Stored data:
§
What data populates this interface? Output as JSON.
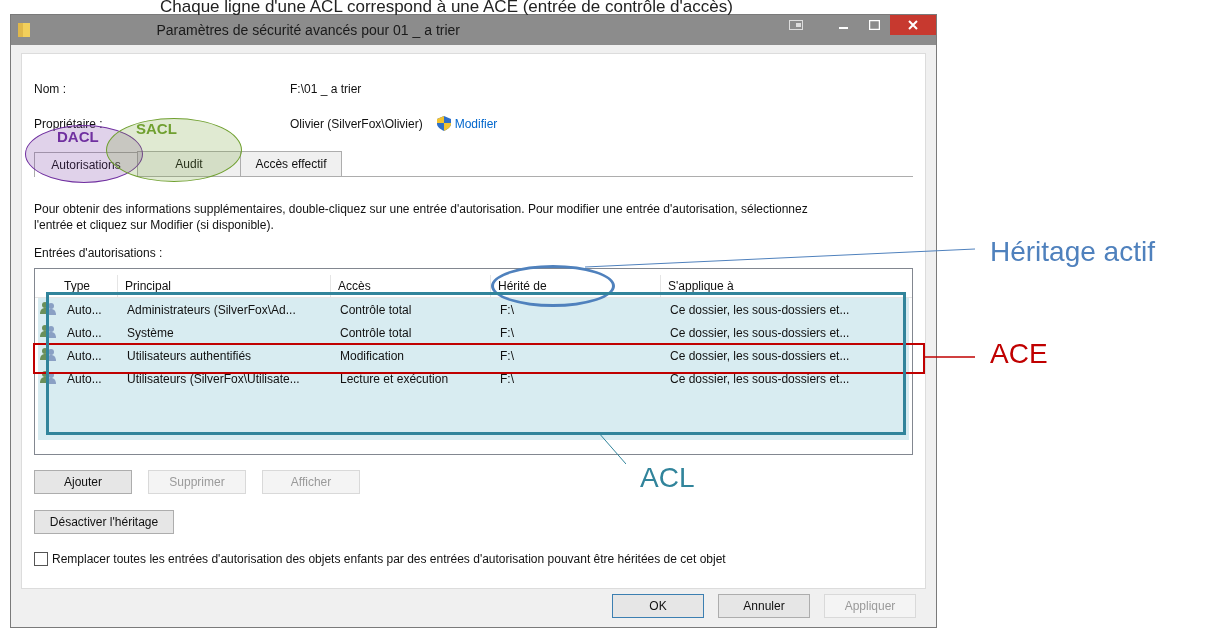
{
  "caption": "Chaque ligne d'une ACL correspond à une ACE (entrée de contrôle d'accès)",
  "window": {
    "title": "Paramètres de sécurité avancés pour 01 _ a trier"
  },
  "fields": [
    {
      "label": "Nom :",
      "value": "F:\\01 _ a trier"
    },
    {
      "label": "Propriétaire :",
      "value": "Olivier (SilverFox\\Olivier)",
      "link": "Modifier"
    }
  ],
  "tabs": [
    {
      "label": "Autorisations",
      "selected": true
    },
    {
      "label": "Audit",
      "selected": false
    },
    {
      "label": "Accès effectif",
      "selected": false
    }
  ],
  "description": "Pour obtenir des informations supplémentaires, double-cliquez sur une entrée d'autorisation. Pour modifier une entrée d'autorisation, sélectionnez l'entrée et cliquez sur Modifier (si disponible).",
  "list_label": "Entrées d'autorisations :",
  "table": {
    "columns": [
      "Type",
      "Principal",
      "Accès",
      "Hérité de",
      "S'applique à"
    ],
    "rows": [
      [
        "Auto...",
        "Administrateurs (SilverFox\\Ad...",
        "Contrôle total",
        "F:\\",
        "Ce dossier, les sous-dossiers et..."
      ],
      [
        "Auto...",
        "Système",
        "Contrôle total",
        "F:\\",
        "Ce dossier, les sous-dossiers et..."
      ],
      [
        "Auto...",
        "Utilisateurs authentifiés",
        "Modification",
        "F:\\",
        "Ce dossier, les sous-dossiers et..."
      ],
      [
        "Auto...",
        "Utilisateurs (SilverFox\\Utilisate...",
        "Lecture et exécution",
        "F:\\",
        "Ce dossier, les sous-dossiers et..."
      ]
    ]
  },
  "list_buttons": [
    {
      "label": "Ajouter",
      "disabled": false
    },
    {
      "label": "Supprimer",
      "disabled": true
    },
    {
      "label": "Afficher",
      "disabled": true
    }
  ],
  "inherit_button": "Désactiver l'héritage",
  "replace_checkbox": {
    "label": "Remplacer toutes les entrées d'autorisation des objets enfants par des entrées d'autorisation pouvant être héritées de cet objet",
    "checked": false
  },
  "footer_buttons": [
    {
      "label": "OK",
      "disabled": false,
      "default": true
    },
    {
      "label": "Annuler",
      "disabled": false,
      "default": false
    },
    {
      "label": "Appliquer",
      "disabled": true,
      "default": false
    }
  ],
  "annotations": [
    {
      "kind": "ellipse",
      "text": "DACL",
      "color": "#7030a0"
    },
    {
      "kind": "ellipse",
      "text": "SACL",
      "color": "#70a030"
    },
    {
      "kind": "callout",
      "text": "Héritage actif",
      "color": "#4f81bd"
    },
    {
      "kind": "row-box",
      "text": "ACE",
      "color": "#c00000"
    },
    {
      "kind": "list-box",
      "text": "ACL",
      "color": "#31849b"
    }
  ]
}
§
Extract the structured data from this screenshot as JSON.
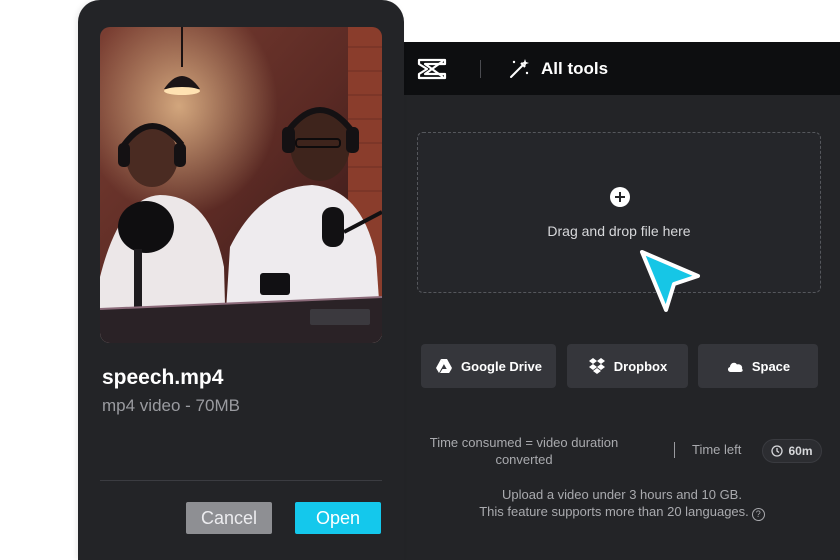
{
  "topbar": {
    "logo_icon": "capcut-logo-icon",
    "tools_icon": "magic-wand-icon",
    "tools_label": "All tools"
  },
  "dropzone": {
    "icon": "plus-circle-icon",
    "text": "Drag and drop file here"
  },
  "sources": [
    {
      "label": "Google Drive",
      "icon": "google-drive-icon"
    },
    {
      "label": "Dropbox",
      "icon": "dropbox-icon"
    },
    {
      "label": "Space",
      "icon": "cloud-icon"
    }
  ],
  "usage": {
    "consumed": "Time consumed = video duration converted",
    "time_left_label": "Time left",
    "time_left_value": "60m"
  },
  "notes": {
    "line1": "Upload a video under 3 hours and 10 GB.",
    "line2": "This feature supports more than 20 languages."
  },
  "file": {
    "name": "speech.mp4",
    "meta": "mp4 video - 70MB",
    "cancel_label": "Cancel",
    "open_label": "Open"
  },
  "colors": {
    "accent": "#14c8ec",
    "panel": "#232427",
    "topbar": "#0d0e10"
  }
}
§
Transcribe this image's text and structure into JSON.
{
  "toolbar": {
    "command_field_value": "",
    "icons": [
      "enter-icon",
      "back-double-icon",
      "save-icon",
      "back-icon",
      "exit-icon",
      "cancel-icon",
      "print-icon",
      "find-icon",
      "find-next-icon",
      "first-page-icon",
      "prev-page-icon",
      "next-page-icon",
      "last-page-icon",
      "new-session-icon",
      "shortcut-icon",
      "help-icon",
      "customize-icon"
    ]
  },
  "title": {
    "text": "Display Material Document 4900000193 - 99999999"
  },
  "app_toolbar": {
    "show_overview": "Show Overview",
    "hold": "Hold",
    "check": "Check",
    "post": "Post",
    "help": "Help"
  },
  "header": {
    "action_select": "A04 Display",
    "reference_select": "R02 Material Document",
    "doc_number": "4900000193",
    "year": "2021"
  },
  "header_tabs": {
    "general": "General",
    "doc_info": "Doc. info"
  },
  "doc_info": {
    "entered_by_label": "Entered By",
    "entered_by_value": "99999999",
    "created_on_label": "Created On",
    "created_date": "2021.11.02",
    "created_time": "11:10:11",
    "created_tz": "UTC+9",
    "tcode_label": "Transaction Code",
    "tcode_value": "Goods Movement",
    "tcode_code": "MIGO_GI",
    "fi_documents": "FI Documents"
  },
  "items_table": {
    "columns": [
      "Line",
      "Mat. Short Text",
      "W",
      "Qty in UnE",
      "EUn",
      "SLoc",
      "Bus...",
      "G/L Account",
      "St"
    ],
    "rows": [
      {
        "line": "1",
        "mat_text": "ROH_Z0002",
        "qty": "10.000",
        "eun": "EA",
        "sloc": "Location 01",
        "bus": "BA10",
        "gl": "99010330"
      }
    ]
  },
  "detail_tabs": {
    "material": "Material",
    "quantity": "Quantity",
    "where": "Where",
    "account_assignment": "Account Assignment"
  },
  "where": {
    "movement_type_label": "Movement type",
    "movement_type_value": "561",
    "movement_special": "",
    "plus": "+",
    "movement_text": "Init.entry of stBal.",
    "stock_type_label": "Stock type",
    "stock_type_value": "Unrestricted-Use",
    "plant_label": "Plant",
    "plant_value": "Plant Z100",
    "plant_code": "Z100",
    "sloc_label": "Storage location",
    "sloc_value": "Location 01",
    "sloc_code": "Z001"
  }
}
§
Task directions:
Copy in full each line that holds the word "title".

Output for this task:
    "title": "Paramètres de sécurité avancés pour 01 _ a trier"
  "title": {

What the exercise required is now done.